Requirements:
Transcribe all the records exactly and omit any images they hold.
* * * * * * * * *
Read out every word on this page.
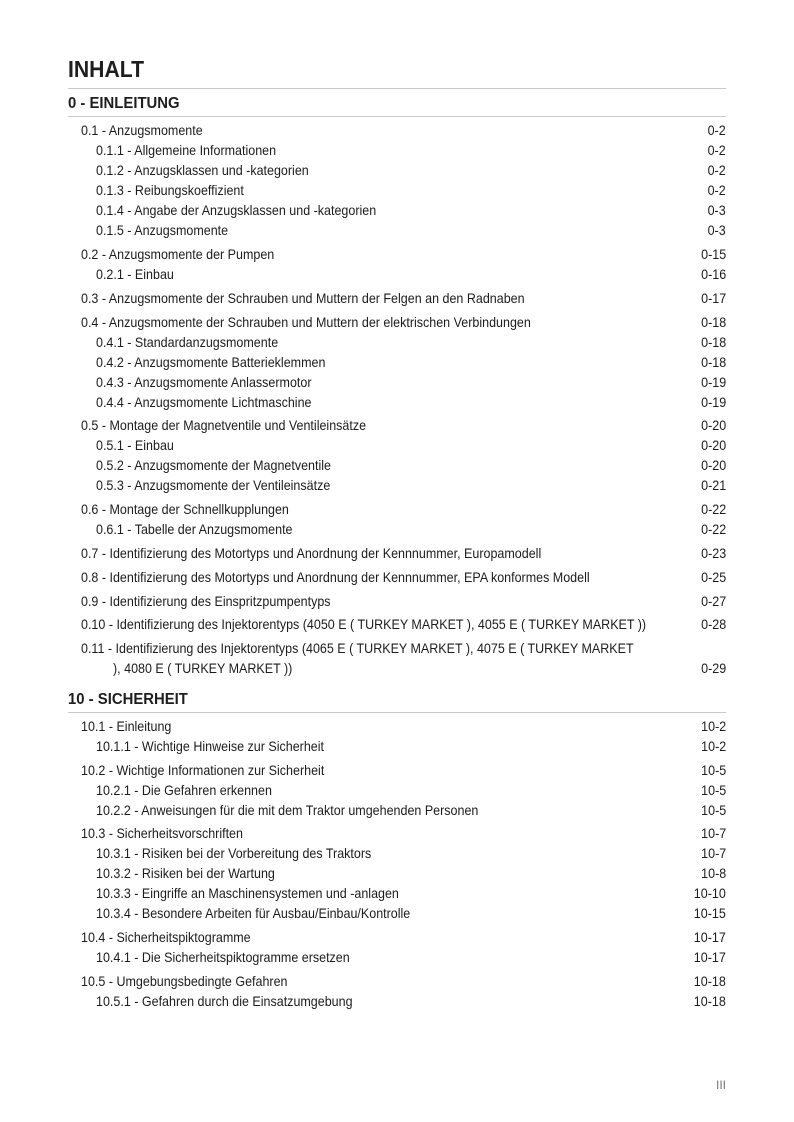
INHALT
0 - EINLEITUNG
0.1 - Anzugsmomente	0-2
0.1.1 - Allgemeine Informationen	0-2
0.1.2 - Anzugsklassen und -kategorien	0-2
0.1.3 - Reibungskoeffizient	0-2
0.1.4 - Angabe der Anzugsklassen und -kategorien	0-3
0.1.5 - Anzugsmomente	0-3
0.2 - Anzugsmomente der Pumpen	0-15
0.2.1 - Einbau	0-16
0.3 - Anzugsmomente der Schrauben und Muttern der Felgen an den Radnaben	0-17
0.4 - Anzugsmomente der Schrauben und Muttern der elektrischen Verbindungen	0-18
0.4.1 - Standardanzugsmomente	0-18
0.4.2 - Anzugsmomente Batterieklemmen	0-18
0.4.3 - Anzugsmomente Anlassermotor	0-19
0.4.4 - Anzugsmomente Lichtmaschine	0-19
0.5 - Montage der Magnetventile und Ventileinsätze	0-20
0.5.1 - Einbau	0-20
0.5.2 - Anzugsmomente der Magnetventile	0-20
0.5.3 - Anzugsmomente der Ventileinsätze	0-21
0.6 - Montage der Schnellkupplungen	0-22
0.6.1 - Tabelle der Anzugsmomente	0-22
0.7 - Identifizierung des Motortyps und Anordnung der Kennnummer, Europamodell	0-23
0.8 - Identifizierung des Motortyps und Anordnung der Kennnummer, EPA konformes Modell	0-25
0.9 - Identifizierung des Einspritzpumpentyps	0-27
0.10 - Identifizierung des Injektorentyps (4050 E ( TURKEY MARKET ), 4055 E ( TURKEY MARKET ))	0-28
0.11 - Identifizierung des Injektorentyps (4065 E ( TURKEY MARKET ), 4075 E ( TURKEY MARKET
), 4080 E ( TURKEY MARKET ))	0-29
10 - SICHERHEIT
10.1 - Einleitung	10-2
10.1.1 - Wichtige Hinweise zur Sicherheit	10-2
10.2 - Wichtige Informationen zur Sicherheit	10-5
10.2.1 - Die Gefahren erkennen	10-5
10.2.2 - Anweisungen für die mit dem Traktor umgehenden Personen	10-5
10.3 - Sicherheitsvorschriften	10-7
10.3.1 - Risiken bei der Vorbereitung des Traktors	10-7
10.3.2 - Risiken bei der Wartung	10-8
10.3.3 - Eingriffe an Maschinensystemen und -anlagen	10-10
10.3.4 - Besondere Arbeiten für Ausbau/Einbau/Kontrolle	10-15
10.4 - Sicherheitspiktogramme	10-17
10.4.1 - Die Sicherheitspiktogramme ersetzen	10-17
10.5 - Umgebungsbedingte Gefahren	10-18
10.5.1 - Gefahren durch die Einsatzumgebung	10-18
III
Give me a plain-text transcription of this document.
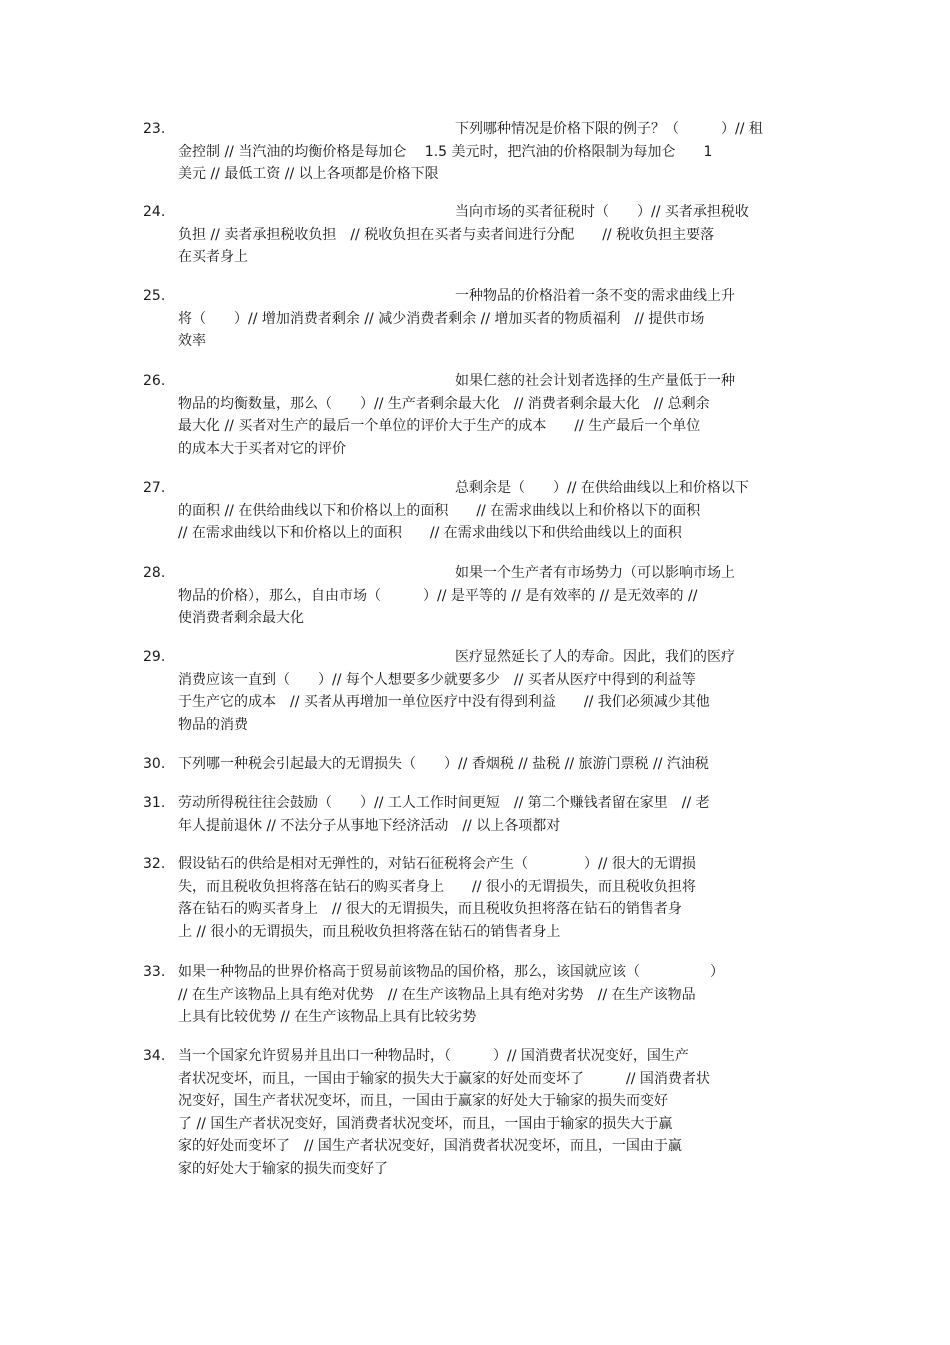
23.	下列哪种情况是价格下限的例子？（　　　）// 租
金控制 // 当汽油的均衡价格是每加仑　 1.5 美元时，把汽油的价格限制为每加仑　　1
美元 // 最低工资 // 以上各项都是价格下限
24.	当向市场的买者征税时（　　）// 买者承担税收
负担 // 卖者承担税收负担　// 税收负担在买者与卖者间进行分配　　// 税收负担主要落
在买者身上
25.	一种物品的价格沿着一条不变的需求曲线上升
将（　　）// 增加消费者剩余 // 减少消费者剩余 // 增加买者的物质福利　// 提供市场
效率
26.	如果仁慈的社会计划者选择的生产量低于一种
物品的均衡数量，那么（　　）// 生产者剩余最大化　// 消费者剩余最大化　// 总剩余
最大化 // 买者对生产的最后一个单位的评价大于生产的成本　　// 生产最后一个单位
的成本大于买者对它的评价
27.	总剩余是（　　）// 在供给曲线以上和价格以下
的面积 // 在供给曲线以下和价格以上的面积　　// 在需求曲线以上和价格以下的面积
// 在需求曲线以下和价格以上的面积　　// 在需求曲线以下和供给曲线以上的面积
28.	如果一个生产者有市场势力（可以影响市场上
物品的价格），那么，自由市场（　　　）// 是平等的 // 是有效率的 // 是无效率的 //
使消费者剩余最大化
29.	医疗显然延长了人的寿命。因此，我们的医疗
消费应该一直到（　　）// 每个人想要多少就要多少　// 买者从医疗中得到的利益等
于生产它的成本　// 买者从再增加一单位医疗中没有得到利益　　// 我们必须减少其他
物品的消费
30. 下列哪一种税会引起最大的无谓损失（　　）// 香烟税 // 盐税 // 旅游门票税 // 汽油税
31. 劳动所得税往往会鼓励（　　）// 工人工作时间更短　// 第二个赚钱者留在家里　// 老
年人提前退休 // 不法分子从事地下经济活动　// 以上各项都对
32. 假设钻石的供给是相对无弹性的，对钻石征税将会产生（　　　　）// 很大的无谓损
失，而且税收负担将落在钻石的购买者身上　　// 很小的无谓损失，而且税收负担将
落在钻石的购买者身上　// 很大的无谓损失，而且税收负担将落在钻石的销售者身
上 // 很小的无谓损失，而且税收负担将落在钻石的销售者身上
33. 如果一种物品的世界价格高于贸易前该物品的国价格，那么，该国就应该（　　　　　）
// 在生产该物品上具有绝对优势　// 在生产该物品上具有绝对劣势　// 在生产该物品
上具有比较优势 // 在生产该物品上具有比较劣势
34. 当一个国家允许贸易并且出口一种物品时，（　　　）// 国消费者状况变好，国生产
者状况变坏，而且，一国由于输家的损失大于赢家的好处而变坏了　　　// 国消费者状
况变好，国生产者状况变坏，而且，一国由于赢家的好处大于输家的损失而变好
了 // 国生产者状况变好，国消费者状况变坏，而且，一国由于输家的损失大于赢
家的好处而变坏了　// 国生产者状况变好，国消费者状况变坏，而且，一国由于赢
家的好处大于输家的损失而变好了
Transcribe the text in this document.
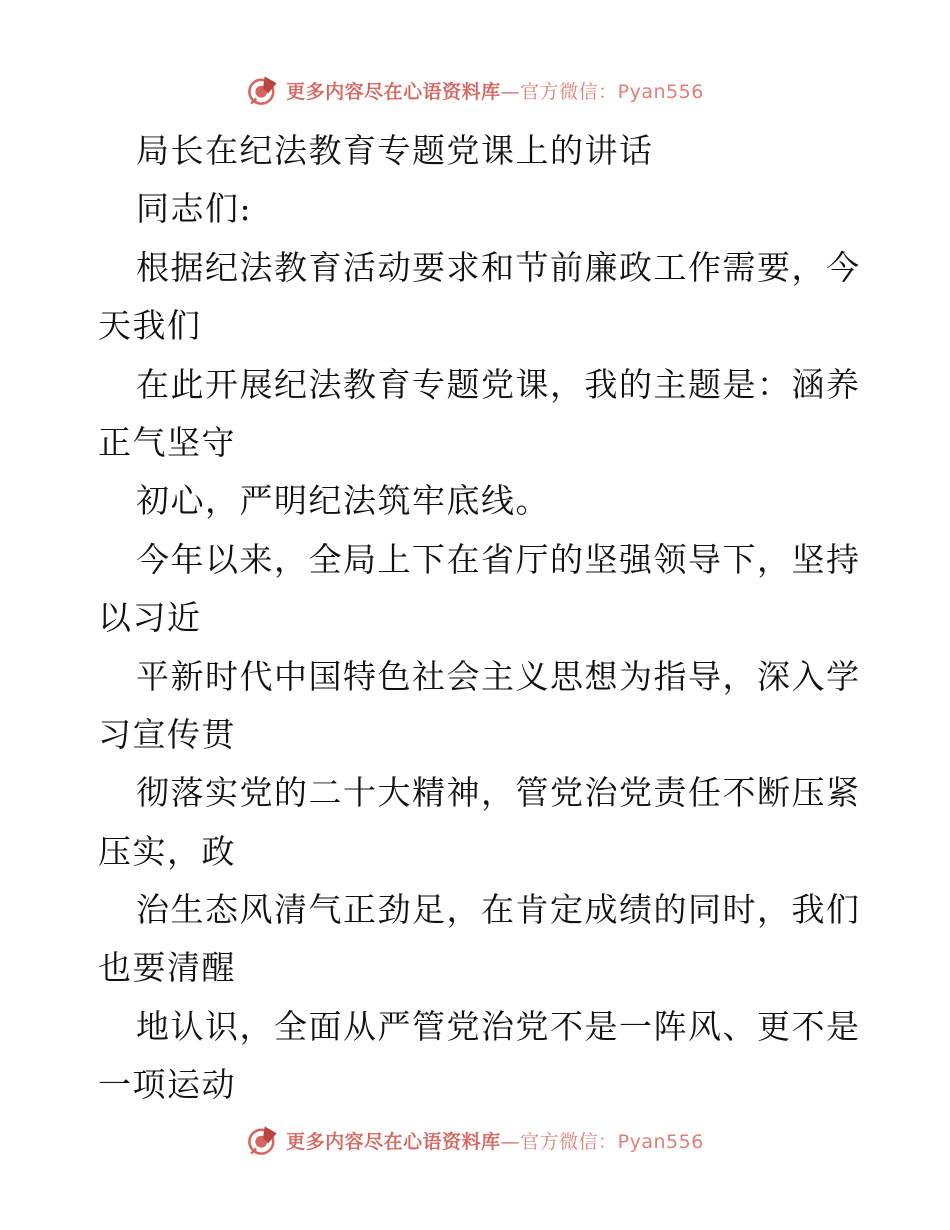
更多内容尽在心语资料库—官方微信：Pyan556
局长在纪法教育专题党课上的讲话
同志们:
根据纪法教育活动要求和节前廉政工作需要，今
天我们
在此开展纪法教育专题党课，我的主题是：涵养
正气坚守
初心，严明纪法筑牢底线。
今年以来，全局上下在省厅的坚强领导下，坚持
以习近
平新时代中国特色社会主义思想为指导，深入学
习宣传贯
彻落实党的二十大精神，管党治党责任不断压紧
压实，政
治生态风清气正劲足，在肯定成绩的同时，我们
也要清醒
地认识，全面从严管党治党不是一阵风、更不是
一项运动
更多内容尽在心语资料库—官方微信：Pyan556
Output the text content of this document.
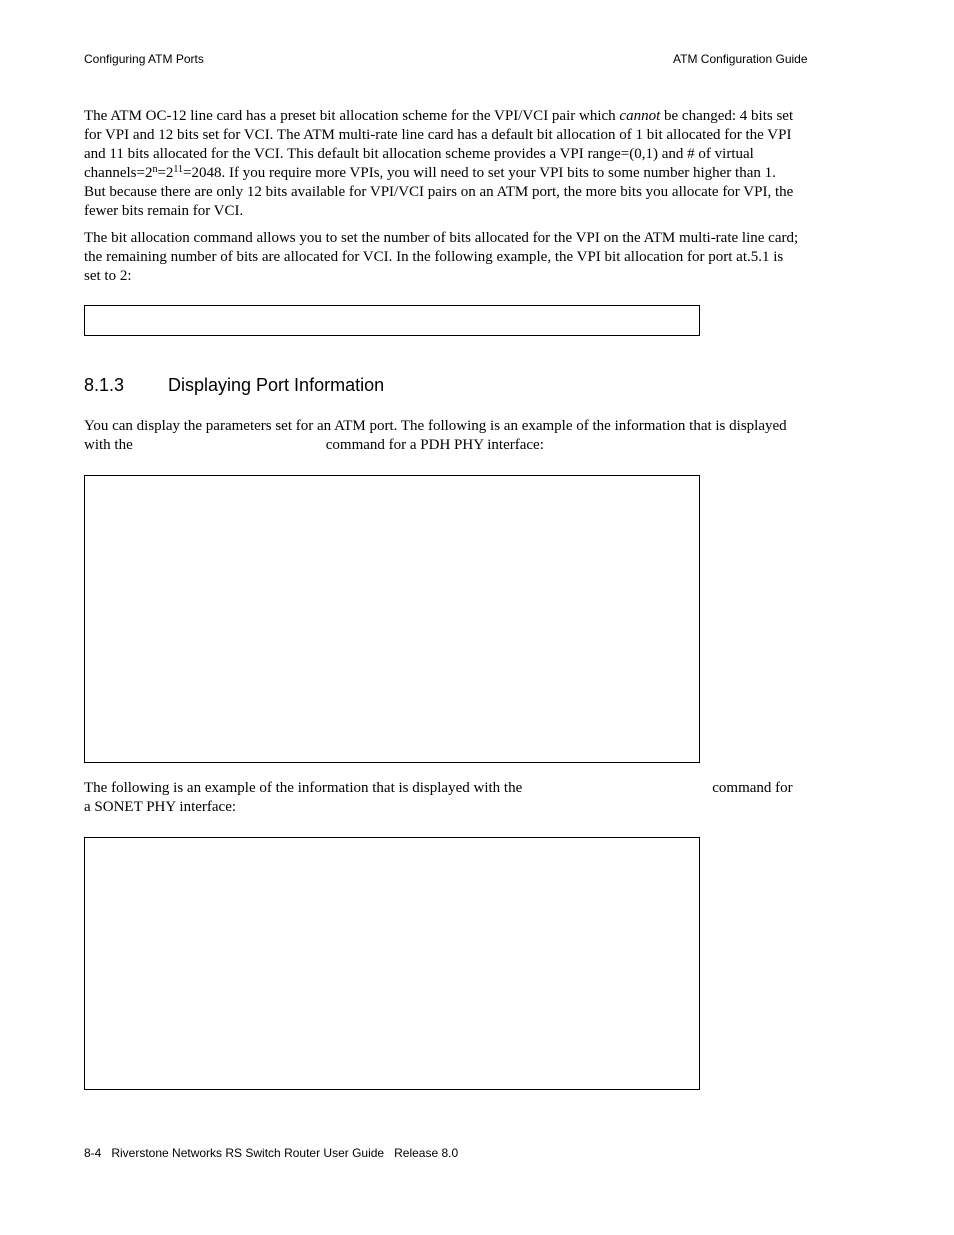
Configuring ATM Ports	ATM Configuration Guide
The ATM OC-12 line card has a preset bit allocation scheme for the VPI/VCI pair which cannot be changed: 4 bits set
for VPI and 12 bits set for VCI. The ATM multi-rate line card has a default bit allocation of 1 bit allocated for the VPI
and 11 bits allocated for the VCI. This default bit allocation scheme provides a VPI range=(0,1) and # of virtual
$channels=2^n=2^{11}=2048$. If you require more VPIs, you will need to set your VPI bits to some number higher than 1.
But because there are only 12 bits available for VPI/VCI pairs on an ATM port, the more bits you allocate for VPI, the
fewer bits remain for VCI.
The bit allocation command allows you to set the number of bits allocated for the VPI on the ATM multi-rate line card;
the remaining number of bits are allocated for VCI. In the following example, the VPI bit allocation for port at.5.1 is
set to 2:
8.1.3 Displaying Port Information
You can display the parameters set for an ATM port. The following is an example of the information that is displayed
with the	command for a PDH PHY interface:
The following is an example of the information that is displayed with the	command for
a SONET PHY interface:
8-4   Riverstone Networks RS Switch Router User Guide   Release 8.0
* * * * * * * * *
Answer below:
Read out every word on this page.
INHALT
0 - EINLEITUNG
0.1 - Anzugsmomente	0-2
0.1.1 - Allgemeine Informationen	0-2
0.1.2 - Anzugsklassen und -kategorien	0-2
0.1.3 - Reibungskoeffizient	0-2
0.1.4 - Angabe der Anzugsklassen und -kategorien	0-3
0.1.5 - Anzugsmomente	0-3
0.2 - Anzugsmomente der Pumpen	0-15
0.2.1 - Einbau	0-16
0.3 - Anzugsmomente der Schrauben und Muttern der Felgen an den Radnaben	0-17
0.4 - Anzugsmomente der Schrauben und Muttern der elektrischen Verbindungen	0-18
0.4.1 - Standardanzugsmomente	0-18
0.4.2 - Anzugsmomente Batterieklemmen	0-18
0.4.3 - Anzugsmomente Anlassermotor	0-19
0.4.4 - Anzugsmomente Lichtmaschine	0-19
0.5 - Montage der Magnetventile und Ventileinsätze	0-20
0.5.1 - Einbau	0-20
0.5.2 - Anzugsmomente der Magnetventile	0-20
0.5.3 - Anzugsmomente der Ventileinsätze	0-21
0.6 - Montage der Schnellkupplungen	0-22
0.6.1 - Tabelle der Anzugsmomente	0-22
0.7 - Identifizierung des Motortyps und Anordnung der Kennnummer, Europamodell	0-23
0.8 - Identifizierung des Motortyps und Anordnung der Kennnummer, EPA konformes Modell	0-25
0.9 - Identifizierung des Einspritzpumpentyps	0-27
0.10 - Identifizierung des Injektorentyps (4050 E ( TURKEY MARKET ), 4055 E ( TURKEY MARKET ))	0-28
0.11 - Identifizierung des Injektorentyps (4065 E ( TURKEY MARKET ), 4075 E ( TURKEY MARKET
), 4080 E ( TURKEY MARKET ))	0-29
10 - SICHERHEIT
10.1 - Einleitung	10-2
10.1.1 - Wichtige Hinweise zur Sicherheit	10-2
10.2 - Wichtige Informationen zur Sicherheit	10-5
10.2.1 - Die Gefahren erkennen	10-5
10.2.2 - Anweisungen für die mit dem Traktor umgehenden Personen	10-5
10.3 - Sicherheitsvorschriften	10-7
10.3.1 - Risiken bei der Vorbereitung des Traktors	10-7
10.3.2 - Risiken bei der Wartung	10-8
10.3.3 - Eingriffe an Maschinensystemen und -anlagen	10-10
10.3.4 - Besondere Arbeiten für Ausbau/Einbau/Kontrolle	10-15
10.4 - Sicherheitspiktogramme	10-17
10.4.1 - Die Sicherheitspiktogramme ersetzen	10-17
10.5 - Umgebungsbedingte Gefahren	10-18
10.5.1 - Gefahren durch die Einsatzumgebung	10-18
III
Give me a plain-text transcription of this document.
23.	下列哪种情况是价格下限的例子？（　　　）// 租
金控制 // 当汽油的均衡价格是每加仑　 1.5 美元时，把汽油的价格限制为每加仑　　1
美元 // 最低工资 // 以上各项都是价格下限
24.	当向市场的买者征税时（　　）// 买者承担税收
负担 // 卖者承担税收负担　// 税收负担在买者与卖者间进行分配　　// 税收负担主要落
在买者身上
25.	一种物品的价格沿着一条不变的需求曲线上升
将（　　）// 增加消费者剩余 // 减少消费者剩余 // 增加买者的物质福利　// 提供市场
效率
26.	如果仁慈的社会计划者选择的生产量低于一种
物品的均衡数量，那么（　　）// 生产者剩余最大化　// 消费者剩余最大化　// 总剩余
最大化 // 买者对生产的最后一个单位的评价大于生产的成本　　// 生产最后一个单位
的成本大于买者对它的评价
27.	总剩余是（　　）// 在供给曲线以上和价格以下
的面积 // 在供给曲线以下和价格以上的面积　　// 在需求曲线以上和价格以下的面积
// 在需求曲线以下和价格以上的面积　　// 在需求曲线以下和供给曲线以上的面积
28.	如果一个生产者有市场势力（可以影响市场上
物品的价格），那么，自由市场（　　　）// 是平等的 // 是有效率的 // 是无效率的 //
使消费者剩余最大化
29.	医疗显然延长了人的寿命。因此，我们的医疗
消费应该一直到（　　）// 每个人想要多少就要多少　// 买者从医疗中得到的利益等
于生产它的成本　// 买者从再增加一单位医疗中没有得到利益　　// 我们必须减少其他
物品的消费
30. 下列哪一种税会引起最大的无谓损失（　　）// 香烟税 // 盐税 // 旅游门票税 // 汽油税
31. 劳动所得税往往会鼓励（　　）// 工人工作时间更短　// 第二个赚钱者留在家里　// 老
年人提前退休 // 不法分子从事地下经济活动　// 以上各项都对
32. 假设钻石的供给是相对无弹性的，对钻石征税将会产生（　　　　）// 很大的无谓损
失，而且税收负担将落在钻石的购买者身上　　// 很小的无谓损失，而且税收负担将
落在钻石的购买者身上　// 很大的无谓损失，而且税收负担将落在钻石的销售者身
上 // 很小的无谓损失，而且税收负担将落在钻石的销售者身上
33. 如果一种物品的世界价格高于贸易前该物品的国价格，那么，该国就应该（　　　　　）
// 在生产该物品上具有绝对优势　// 在生产该物品上具有绝对劣势　// 在生产该物品
上具有比较优势 // 在生产该物品上具有比较劣势
34. 当一个国家允许贸易并且出口一种物品时，（　　　）// 国消费者状况变好，国生产
者状况变坏，而且，一国由于输家的损失大于赢家的好处而变坏了　　　// 国消费者状
况变好，国生产者状况变坏，而且，一国由于赢家的好处大于输家的损失而变好
了 // 国生产者状况变好，国消费者状况变坏，而且，一国由于输家的损失大于赢
家的好处而变坏了　// 国生产者状况变好，国消费者状况变坏，而且，一国由于赢
家的好处大于输家的损失而变好了
Transcribe the text in this document.
更多内容尽在心语资料库—官方微信：Pyan556
局长在纪法教育专题党课上的讲话
同志们:
根据纪法教育活动要求和节前廉政工作需要，今
天我们
在此开展纪法教育专题党课，我的主题是：涵养
正气坚守
初心，严明纪法筑牢底线。
今年以来，全局上下在省厅的坚强领导下，坚持
以习近
平新时代中国特色社会主义思想为指导，深入学
习宣传贯
彻落实党的二十大精神，管党治党责任不断压紧
压实，政
治生态风清气正劲足，在肯定成绩的同时，我们
也要清醒
地认识，全面从严管党治党不是一阵风、更不是
一项运动
更多内容尽在心语资料库—官方微信：Pyan556
Output the text content of this document.
Configuring ATM Ports	ATM Configuration Guide
The ATM OC-12 line card has a preset bit allocation scheme for the VPI/VCI pair which cannot be changed: 4 bits set
for VPI and 12 bits set for VCI. The ATM multi-rate line card has a default bit allocation of 1 bit allocated for the VPI
and 11 bits allocated for the VCI. This default bit allocation scheme provides a VPI range=(0,1) and # of virtual
$channels=2^n=2^{11}=2048$. If you require more VPIs, you will need to set your VPI bits to some number higher than 1.
But because there are only 12 bits available for VPI/VCI pairs on an ATM port, the more bits you allocate for VPI, the
fewer bits remain for VCI.
The bit allocation command allows you to set the number of bits allocated for the VPI on the ATM multi-rate line card;
the remaining number of bits are allocated for VCI. In the following example, the VPI bit allocation for port at.5.1 is
set to 2:
8.1.3 Displaying Port Information
You can display the parameters set for an ATM port. The following is an example of the information that is displayed
with the	command for a PDH PHY interface:
The following is an example of the information that is displayed with the	command for
a SONET PHY interface:
8-4   Riverstone Networks RS Switch Router User Guide   Release 8.0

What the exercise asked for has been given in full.